The request: Reproduce the lines of the material below verbatim, starting from the line with "Polygon shape bbox=[345, 192, 392, 229]" up to and including the line with "Text: ~38.6m: ~38.6m".

Supplied entries:
—————
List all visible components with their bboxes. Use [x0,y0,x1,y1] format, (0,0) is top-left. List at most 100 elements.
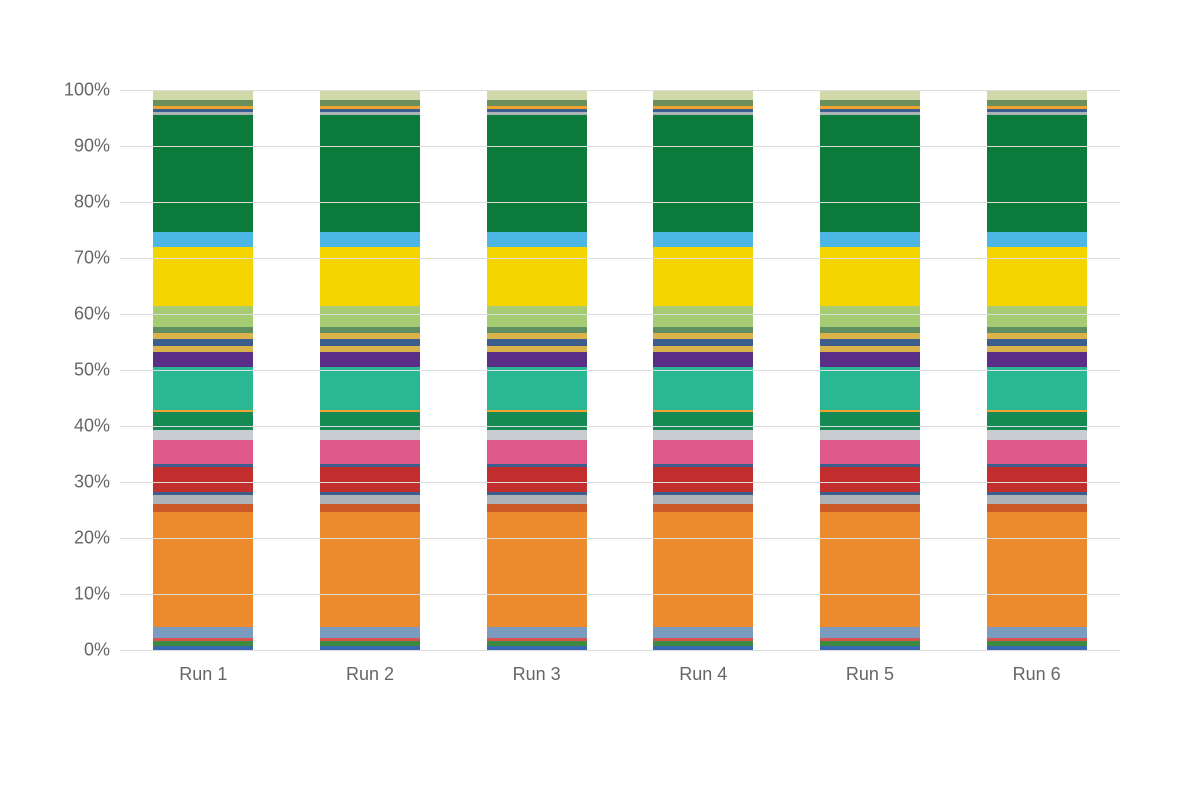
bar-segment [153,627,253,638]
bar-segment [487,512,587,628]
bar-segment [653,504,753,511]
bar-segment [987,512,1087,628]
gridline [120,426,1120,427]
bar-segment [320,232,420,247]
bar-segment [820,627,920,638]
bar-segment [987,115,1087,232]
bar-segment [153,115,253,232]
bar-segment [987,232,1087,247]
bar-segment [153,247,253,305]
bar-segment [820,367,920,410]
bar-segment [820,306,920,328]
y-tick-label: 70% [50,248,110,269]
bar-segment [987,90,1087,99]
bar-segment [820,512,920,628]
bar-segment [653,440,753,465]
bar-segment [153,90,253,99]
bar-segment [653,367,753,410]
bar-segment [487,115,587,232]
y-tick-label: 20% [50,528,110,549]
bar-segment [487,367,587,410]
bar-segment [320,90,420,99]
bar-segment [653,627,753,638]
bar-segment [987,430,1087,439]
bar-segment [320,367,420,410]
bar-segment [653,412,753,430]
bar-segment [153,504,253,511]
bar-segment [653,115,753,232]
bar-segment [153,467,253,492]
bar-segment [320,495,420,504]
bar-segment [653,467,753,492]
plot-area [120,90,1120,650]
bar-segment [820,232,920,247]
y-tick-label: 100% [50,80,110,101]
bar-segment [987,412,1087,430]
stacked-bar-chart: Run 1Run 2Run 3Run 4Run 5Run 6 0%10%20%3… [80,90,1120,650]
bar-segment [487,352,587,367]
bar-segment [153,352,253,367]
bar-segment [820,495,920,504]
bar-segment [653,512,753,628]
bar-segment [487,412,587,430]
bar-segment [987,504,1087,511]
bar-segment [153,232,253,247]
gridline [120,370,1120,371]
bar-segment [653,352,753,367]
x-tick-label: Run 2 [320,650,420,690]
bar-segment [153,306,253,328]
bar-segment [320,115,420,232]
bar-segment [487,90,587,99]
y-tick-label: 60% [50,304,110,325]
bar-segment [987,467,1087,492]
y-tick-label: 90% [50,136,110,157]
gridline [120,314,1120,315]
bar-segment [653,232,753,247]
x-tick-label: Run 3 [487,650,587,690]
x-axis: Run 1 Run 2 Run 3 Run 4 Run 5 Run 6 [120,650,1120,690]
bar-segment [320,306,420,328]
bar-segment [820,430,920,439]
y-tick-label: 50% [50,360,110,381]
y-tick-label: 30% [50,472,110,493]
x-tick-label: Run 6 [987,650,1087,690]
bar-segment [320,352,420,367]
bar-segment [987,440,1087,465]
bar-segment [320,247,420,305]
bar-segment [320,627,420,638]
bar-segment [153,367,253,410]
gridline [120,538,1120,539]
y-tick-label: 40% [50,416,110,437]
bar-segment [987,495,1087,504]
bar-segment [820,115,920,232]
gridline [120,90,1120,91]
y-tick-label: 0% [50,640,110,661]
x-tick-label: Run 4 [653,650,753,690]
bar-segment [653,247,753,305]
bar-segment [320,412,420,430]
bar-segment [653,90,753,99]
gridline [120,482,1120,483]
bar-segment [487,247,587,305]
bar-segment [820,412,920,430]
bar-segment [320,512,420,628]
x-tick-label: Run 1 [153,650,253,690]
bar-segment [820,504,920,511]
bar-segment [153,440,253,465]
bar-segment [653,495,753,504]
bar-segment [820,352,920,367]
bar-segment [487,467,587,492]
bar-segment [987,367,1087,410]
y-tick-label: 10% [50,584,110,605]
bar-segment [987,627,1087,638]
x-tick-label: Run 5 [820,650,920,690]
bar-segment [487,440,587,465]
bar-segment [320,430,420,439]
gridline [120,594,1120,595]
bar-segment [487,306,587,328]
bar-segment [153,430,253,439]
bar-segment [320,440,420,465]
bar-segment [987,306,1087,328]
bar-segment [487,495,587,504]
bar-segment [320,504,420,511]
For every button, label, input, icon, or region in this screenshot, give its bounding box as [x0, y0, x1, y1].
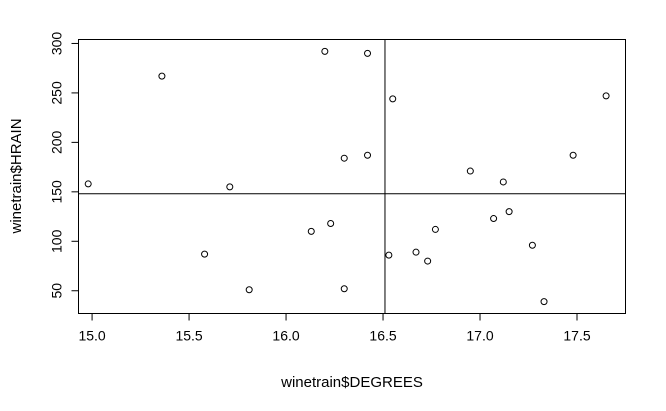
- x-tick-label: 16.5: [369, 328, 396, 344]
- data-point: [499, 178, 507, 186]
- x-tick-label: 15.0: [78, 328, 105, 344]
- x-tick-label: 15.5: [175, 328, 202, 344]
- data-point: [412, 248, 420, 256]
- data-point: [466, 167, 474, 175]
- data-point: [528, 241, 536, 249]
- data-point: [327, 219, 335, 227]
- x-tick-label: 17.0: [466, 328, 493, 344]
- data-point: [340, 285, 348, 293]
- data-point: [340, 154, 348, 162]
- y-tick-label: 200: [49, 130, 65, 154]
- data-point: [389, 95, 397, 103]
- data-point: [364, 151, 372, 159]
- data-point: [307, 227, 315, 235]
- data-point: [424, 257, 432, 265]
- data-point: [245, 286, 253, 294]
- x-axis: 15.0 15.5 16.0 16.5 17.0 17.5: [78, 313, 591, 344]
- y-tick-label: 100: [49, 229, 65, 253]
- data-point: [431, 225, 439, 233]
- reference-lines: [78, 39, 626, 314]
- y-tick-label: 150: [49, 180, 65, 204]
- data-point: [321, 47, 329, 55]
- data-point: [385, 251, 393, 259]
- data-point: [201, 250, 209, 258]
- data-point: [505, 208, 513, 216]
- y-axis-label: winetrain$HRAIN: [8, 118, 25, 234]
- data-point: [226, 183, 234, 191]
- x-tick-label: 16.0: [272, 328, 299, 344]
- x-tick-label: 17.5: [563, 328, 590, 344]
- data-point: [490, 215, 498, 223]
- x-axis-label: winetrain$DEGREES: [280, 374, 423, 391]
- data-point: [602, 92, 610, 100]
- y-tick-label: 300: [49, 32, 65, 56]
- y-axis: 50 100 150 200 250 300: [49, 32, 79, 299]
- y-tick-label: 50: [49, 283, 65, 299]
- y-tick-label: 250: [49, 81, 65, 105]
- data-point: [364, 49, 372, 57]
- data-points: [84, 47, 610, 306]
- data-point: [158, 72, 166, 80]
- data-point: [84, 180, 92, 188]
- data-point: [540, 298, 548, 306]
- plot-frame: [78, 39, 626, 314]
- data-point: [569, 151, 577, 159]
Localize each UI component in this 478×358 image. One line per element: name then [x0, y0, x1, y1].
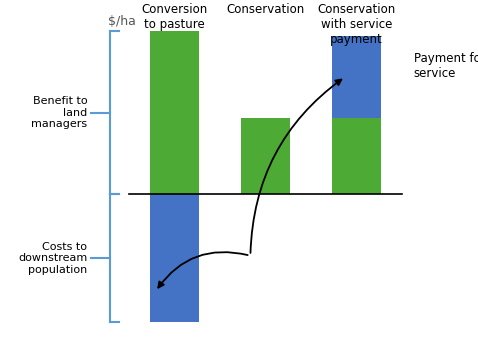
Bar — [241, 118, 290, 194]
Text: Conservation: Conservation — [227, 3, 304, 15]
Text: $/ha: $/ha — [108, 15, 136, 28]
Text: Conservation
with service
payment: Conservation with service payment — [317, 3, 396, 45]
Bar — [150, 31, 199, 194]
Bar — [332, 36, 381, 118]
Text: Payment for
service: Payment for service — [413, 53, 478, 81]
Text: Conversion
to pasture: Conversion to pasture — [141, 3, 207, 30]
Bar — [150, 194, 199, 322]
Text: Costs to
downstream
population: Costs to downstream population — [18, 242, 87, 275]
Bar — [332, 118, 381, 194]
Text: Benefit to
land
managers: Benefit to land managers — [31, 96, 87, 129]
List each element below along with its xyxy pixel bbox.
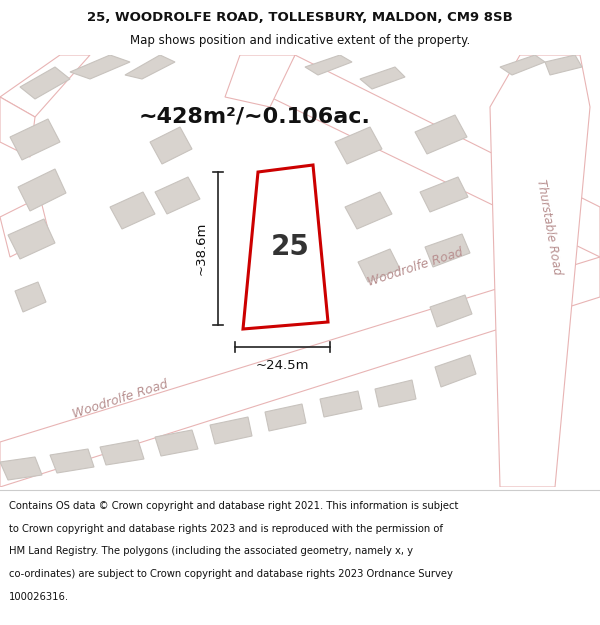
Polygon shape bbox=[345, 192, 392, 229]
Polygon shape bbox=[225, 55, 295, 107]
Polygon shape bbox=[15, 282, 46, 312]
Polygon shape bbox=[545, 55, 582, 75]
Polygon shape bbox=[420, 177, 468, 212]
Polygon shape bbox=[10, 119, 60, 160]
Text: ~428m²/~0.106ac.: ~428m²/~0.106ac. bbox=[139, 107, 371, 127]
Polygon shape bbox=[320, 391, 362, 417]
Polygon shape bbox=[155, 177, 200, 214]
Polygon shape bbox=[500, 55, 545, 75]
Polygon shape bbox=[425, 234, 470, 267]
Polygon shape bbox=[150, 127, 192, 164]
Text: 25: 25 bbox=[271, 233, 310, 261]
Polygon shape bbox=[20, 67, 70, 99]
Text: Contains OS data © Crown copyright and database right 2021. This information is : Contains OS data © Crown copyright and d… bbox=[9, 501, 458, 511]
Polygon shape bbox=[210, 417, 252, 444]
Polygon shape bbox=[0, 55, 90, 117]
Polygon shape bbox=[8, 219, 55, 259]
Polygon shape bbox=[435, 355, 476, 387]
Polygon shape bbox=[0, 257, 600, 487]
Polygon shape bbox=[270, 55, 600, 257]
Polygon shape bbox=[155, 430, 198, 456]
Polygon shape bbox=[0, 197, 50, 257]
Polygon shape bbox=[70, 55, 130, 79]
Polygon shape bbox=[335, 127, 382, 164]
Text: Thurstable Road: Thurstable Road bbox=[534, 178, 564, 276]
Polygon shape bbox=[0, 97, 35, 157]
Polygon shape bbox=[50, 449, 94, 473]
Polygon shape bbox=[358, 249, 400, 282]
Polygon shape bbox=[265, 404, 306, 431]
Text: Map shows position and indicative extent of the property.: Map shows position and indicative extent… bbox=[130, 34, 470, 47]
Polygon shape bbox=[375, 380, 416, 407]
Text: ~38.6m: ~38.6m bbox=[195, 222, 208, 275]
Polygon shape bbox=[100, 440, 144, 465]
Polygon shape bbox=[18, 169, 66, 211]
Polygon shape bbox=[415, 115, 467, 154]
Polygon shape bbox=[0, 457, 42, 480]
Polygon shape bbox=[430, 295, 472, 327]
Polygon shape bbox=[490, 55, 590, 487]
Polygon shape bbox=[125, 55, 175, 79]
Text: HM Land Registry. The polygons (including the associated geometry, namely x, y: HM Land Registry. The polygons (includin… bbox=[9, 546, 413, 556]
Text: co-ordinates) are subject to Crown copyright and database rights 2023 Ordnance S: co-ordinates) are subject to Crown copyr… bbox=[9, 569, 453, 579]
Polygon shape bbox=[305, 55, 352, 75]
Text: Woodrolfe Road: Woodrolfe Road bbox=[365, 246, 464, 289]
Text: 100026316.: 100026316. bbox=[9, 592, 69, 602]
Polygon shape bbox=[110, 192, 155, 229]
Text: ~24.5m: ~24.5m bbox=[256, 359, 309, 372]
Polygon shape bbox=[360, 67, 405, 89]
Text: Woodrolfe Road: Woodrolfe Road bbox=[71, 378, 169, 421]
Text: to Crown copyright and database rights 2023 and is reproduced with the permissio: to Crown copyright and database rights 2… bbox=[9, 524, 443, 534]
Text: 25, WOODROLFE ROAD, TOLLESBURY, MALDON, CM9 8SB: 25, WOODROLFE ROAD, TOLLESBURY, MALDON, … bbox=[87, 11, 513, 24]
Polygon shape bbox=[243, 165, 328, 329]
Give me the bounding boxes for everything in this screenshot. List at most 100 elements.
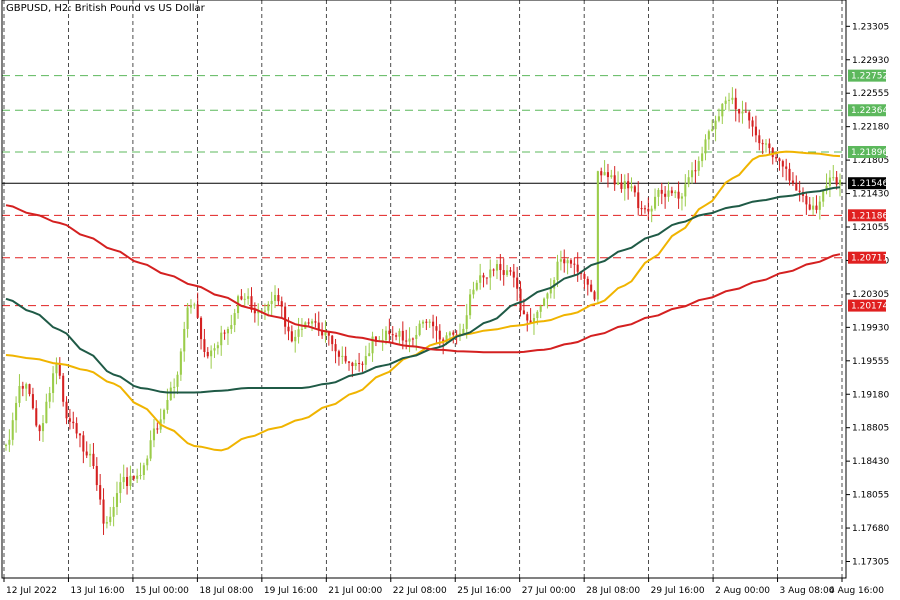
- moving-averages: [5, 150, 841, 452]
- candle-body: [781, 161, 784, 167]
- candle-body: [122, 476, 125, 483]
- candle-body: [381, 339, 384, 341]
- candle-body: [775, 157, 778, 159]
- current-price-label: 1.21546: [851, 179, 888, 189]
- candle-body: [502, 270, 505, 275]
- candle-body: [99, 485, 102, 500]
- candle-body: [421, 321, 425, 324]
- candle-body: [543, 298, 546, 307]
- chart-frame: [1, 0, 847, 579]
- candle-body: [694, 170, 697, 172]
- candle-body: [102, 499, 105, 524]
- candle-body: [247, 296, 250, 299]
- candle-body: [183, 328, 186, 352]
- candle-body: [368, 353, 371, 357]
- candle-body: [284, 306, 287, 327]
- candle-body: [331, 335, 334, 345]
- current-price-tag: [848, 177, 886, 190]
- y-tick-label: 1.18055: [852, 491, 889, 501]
—————
Reply:
Polygon shape bbox=[345, 192, 392, 229]
Polygon shape bbox=[225, 55, 295, 107]
Polygon shape bbox=[15, 282, 46, 312]
Polygon shape bbox=[545, 55, 582, 75]
Polygon shape bbox=[420, 177, 468, 212]
Polygon shape bbox=[10, 119, 60, 160]
Text: ~428m²/~0.106ac.: ~428m²/~0.106ac. bbox=[139, 107, 371, 127]
Polygon shape bbox=[320, 391, 362, 417]
Polygon shape bbox=[155, 177, 200, 214]
Polygon shape bbox=[500, 55, 545, 75]
Polygon shape bbox=[425, 234, 470, 267]
Polygon shape bbox=[150, 127, 192, 164]
Text: 25: 25 bbox=[271, 233, 310, 261]
Polygon shape bbox=[20, 67, 70, 99]
Text: Contains OS data © Crown copyright and database right 2021. This information is : Contains OS data © Crown copyright and d… bbox=[9, 501, 458, 511]
Polygon shape bbox=[210, 417, 252, 444]
Polygon shape bbox=[0, 55, 90, 117]
Polygon shape bbox=[8, 219, 55, 259]
Polygon shape bbox=[435, 355, 476, 387]
Polygon shape bbox=[0, 257, 600, 487]
Polygon shape bbox=[270, 55, 600, 257]
Polygon shape bbox=[155, 430, 198, 456]
Polygon shape bbox=[0, 197, 50, 257]
Polygon shape bbox=[70, 55, 130, 79]
Polygon shape bbox=[335, 127, 382, 164]
Text: Thurstable Road: Thurstable Road bbox=[534, 178, 564, 276]
Polygon shape bbox=[0, 97, 35, 157]
Polygon shape bbox=[50, 449, 94, 473]
Polygon shape bbox=[358, 249, 400, 282]
Polygon shape bbox=[265, 404, 306, 431]
Text: Map shows position and indicative extent of the property.: Map shows position and indicative extent… bbox=[130, 34, 470, 47]
Polygon shape bbox=[375, 380, 416, 407]
Text: ~38.6m: ~38.6m bbox=[195, 222, 208, 275]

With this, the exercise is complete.